_Extracted information_:
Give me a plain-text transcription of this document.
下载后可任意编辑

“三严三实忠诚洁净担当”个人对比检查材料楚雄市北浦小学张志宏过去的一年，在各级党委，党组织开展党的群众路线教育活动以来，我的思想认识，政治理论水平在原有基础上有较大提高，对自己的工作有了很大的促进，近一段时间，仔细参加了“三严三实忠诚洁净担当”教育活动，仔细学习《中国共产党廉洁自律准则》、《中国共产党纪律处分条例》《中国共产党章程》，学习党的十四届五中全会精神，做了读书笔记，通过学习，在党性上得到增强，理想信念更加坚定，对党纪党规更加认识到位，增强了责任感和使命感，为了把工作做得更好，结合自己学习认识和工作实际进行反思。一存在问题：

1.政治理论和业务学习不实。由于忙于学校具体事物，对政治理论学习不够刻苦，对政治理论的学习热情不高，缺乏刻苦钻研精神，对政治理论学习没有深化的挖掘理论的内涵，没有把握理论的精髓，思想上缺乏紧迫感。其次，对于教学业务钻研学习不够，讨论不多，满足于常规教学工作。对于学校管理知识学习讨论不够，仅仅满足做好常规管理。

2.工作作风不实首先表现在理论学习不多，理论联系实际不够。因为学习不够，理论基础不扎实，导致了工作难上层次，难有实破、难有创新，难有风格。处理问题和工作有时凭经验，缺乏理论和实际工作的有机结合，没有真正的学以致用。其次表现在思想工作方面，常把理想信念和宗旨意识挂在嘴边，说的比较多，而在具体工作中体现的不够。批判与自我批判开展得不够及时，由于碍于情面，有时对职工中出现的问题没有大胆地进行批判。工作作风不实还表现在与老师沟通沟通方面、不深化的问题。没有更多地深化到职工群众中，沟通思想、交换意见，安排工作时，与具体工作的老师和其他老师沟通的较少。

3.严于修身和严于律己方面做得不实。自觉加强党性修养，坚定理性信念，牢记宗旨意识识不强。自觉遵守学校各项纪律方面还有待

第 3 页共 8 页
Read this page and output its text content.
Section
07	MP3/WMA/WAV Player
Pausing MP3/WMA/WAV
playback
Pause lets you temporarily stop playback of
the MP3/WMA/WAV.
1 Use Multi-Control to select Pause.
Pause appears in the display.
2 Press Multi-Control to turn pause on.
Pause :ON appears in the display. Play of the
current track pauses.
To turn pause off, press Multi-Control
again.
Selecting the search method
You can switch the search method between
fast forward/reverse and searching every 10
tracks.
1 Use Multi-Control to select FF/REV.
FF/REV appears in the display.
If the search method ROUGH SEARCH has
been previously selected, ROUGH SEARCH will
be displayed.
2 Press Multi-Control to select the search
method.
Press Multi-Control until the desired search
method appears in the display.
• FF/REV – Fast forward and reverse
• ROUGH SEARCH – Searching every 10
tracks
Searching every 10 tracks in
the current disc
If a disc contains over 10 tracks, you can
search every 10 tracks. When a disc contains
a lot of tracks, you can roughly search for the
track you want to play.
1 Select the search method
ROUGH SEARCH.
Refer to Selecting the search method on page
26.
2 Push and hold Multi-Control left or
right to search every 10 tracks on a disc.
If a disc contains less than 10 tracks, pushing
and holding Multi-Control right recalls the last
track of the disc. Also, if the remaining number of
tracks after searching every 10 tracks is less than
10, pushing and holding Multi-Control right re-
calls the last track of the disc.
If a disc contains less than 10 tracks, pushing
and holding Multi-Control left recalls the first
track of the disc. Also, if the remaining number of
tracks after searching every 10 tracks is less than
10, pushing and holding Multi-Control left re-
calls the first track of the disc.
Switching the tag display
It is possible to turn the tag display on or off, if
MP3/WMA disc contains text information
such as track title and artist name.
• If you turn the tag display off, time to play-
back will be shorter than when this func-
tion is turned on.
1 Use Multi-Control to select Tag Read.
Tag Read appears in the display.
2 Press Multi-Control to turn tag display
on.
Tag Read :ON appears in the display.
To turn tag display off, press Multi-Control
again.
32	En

_Your instructions_: Filter the data, keeping only the lines that contain "playback".

_Written solution_:
playback
Pause lets you temporarily stop playback of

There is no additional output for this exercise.